> [RECORDED DATA]:
☆ ☆ ☆ ☆ ☆
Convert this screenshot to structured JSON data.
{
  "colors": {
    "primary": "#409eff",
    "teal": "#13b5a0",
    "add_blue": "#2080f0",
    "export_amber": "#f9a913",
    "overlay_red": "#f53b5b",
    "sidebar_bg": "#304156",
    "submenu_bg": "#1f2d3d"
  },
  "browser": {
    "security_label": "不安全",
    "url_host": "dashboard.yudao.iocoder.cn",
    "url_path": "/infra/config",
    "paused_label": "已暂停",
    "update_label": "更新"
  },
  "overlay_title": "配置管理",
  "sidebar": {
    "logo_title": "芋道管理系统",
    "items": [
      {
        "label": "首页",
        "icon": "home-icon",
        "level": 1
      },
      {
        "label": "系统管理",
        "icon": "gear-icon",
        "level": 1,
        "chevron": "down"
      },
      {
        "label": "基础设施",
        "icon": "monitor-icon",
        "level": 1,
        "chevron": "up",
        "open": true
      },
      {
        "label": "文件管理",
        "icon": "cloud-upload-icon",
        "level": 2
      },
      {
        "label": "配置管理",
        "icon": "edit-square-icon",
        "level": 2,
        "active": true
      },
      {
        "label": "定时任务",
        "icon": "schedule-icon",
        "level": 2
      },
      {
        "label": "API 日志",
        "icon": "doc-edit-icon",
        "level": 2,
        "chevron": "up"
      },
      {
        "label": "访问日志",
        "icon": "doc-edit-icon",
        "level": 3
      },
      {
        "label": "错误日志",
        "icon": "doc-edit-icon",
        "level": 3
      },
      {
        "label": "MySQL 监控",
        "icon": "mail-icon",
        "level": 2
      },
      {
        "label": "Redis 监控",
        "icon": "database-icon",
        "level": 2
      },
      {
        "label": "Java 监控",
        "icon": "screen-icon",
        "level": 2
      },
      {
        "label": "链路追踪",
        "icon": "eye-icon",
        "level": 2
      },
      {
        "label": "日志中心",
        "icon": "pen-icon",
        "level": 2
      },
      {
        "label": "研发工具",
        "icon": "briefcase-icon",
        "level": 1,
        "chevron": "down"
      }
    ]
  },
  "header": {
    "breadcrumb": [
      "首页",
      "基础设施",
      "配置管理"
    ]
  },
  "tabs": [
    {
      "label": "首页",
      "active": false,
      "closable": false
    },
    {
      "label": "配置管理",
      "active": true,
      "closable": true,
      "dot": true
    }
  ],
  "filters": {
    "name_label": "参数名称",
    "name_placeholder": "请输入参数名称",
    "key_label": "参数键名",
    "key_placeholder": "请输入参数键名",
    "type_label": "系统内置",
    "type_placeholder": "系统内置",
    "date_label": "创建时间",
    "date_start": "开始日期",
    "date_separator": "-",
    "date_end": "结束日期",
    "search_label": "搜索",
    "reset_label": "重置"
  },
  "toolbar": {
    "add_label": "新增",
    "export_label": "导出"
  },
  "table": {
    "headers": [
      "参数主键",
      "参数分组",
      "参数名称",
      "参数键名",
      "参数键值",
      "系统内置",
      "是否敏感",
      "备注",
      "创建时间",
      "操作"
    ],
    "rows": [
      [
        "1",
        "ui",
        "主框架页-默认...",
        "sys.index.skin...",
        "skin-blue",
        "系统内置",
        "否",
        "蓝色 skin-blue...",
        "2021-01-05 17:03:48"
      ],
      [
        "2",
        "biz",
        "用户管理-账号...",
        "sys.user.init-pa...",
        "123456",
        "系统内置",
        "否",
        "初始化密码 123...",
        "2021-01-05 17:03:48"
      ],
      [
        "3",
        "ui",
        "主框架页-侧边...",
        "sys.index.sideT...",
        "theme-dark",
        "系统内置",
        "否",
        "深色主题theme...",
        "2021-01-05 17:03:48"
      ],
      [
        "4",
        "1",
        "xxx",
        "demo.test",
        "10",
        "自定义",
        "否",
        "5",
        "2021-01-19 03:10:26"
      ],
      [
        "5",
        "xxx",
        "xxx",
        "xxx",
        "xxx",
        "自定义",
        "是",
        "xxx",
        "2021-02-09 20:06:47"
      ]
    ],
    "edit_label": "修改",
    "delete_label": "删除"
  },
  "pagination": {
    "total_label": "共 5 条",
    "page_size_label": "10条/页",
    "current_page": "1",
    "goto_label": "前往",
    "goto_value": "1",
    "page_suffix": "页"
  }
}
☆ ☆ ☆ ☆ ☆
> [OBJECTIVE]: Scan the entries above. Copy each line that has the string "true".

> [FULL SOLUTION]:
        "open": true
        "active": true
      "active": true,
      "closable": true,
      "dot": true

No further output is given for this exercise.